## EXERCISE TASK
Comb the records below for the string "Weather" and copy each line where it turns up.

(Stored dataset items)
_ _ _
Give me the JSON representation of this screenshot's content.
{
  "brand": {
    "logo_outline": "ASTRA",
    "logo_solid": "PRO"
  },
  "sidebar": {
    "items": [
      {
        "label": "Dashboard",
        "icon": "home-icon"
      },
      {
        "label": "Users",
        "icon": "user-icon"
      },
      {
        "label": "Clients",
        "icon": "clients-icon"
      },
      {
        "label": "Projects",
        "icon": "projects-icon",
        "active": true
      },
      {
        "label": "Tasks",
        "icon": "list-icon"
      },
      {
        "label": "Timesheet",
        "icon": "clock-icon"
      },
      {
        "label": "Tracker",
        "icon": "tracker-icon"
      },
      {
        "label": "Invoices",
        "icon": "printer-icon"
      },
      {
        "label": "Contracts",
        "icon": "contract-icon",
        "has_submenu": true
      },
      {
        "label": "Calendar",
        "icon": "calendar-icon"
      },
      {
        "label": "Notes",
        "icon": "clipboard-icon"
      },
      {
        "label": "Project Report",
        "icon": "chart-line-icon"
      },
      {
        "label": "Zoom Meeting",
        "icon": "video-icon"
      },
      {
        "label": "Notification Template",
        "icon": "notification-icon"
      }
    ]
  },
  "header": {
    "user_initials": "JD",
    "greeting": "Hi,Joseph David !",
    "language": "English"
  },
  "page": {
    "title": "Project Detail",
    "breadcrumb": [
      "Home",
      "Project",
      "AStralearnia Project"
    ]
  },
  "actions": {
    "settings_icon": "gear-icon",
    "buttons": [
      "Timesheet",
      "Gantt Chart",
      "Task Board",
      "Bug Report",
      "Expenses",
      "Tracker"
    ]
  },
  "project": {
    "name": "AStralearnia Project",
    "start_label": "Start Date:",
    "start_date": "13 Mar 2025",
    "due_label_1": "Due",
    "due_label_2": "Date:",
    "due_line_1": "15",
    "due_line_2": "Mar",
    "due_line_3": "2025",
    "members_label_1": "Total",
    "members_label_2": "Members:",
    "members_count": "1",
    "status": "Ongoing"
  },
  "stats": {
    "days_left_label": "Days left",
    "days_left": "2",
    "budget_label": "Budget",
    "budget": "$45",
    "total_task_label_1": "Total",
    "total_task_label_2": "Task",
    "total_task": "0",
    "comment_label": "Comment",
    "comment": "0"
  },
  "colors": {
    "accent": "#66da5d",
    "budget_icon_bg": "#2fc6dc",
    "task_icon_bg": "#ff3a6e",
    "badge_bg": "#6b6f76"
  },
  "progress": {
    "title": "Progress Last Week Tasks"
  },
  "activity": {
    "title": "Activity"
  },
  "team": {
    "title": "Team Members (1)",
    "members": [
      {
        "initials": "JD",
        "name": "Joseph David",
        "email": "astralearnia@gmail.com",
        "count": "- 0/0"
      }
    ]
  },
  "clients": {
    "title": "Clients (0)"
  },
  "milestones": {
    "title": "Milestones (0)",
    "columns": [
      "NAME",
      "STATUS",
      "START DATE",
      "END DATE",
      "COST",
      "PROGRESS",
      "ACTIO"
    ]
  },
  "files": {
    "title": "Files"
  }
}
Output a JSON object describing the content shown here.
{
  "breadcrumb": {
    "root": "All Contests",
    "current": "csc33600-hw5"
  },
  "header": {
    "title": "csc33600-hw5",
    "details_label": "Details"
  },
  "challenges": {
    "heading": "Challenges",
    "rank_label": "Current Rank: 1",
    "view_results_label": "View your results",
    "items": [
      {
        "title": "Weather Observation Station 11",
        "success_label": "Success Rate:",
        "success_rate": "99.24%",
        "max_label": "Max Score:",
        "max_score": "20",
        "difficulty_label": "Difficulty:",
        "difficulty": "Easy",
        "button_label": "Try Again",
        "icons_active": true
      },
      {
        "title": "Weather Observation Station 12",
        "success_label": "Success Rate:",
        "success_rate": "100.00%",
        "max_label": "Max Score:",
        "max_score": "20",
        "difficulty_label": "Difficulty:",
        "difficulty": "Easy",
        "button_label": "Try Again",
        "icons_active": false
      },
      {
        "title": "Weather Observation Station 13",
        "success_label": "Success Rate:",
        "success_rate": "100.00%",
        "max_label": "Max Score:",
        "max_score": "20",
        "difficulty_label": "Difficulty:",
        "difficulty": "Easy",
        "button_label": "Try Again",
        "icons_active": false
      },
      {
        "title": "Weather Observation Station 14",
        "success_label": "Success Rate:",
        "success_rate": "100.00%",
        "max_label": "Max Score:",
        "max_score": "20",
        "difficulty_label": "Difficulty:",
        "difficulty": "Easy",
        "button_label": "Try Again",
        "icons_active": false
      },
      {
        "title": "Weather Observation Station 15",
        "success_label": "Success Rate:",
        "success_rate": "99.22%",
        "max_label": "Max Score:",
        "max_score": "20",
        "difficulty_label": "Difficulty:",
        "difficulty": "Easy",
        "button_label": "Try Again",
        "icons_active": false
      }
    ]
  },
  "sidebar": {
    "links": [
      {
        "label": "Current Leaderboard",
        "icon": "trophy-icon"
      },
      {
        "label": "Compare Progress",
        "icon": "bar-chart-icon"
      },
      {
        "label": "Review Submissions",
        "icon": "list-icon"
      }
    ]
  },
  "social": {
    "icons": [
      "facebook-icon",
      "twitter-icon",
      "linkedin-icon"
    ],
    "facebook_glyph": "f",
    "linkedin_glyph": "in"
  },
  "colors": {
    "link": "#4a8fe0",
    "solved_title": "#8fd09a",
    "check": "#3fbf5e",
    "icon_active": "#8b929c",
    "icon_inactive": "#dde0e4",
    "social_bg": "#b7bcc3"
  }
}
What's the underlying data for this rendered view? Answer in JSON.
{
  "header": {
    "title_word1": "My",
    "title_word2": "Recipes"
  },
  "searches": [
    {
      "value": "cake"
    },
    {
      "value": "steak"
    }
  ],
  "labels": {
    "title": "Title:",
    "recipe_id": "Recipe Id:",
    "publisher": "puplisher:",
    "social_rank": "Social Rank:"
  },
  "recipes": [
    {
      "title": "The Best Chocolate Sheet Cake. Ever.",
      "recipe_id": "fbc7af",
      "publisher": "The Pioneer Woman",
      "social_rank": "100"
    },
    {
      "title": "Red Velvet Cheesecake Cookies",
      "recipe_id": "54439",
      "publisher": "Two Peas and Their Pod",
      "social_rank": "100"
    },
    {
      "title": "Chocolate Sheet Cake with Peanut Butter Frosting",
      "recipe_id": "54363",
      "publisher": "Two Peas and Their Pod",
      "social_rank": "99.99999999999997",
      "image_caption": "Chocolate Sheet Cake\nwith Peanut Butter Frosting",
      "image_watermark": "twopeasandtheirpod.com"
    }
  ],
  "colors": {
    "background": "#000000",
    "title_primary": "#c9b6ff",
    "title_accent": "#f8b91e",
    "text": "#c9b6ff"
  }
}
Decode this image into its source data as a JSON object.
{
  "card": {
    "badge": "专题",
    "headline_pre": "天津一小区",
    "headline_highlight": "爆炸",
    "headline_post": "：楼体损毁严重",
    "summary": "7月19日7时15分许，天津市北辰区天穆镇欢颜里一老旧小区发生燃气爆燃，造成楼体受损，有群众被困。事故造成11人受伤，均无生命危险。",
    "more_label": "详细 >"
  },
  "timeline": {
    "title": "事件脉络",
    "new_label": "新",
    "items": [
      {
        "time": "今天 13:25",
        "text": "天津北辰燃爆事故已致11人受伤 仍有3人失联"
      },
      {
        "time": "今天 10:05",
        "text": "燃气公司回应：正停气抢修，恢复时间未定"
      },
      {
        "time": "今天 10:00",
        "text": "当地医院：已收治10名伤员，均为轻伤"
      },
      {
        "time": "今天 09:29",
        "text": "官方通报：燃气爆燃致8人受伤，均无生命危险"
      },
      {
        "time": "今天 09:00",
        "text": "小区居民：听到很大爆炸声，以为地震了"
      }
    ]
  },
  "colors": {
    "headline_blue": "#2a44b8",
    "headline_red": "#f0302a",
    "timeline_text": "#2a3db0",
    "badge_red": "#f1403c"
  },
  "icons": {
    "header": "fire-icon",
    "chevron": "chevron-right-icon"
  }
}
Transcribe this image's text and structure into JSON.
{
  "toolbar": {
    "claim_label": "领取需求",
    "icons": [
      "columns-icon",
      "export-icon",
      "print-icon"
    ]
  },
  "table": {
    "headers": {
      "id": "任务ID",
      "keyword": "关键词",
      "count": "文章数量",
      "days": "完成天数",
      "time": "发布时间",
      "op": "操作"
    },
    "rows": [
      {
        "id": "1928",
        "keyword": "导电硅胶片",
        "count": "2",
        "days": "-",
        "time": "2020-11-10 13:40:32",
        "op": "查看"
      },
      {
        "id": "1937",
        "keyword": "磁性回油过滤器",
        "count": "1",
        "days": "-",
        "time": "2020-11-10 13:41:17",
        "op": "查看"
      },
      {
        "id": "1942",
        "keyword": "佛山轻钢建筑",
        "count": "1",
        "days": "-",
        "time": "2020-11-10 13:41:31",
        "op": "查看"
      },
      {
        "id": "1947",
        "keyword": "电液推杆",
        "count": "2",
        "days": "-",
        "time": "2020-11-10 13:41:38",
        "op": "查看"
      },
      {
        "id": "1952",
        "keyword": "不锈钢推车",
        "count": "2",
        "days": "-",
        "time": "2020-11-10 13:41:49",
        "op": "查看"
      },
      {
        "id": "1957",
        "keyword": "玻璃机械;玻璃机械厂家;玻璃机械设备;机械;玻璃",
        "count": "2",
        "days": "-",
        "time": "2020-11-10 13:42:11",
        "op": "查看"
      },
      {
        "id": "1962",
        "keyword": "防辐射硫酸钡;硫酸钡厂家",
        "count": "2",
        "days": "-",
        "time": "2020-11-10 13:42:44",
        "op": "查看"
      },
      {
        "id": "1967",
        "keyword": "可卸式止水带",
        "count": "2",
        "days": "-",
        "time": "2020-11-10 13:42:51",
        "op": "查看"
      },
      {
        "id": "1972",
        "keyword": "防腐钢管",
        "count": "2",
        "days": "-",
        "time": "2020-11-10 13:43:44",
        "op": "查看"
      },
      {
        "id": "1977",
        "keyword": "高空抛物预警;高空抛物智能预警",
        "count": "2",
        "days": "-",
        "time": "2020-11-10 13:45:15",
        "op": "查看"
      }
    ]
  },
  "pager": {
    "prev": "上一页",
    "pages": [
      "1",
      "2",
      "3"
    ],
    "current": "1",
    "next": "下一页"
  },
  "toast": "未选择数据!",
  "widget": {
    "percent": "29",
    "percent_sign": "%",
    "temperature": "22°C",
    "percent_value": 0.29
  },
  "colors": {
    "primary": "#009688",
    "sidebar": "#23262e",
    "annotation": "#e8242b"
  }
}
_ _ _
## TASK RESPONSE
        "title": "Weather Observation Station 11",
        "title": "Weather Observation Station 12",
        "title": "Weather Observation Station 13",
        "title": "Weather Observation Station 14",
        "title": "Weather Observation Station 15",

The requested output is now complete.